Write out all the material exactly. Leave nothing out.

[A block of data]
"""
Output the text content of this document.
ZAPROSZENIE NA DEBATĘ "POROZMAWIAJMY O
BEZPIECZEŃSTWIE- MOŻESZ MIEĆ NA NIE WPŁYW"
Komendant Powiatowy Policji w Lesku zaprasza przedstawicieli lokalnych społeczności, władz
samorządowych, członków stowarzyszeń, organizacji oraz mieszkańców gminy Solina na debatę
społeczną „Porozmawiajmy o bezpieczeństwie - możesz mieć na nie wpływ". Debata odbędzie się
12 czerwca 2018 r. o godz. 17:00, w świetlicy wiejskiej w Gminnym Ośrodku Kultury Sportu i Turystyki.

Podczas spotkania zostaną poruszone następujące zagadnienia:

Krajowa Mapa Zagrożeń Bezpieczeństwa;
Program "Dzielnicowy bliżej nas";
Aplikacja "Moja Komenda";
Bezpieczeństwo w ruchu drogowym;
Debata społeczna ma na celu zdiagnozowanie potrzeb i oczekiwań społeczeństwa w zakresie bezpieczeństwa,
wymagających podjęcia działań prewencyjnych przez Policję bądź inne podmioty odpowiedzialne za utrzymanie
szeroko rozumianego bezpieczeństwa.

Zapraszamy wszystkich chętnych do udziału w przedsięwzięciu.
"""
▸ **OUTPUT FOR THIS EXERCISE**:
Output the text content of this document.
ZAPROSZENIE NA DEBATĘ "POROZMAWIAJMY O
BEZPIECZEŃSTWIE- MOŻESZ MIEĆ NA NIE WPŁYW"
Komendant Powiatowy Policji w Lesku zaprasza przedstawicieli lokalnych społeczności, władz
samorządowych, członków stowarzyszeń, organizacji oraz mieszkańców gminy Solina na debatę
społeczną „Porozmawiajmy o bezpieczeństwie - możesz mieć na nie wpływ". Debata odbędzie się
12 czerwca 2018 r. o godz. 17:00, w świetlicy wiejskiej w Gminnym Ośrodku Kultury Sportu i Turystyki.

Podczas spotkania zostaną poruszone następujące zagadnienia:

Krajowa Mapa Zagrożeń Bezpieczeństwa;
Program "Dzielnicowy bliżej nas";
Aplikacja "Moja Komenda";
Bezpieczeństwo w ruchu drogowym;
Debata społeczna ma na celu zdiagnozowanie potrzeb i oczekiwań społeczeństwa w zakresie bezpieczeństwa,
wymagających podjęcia działań prewencyjnych przez Policję bądź inne podmioty odpowiedzialne za utrzymanie
szeroko rozumianego bezpieczeństwa.

Zapraszamy wszystkich chętnych do udziału w przedsięwzięciu.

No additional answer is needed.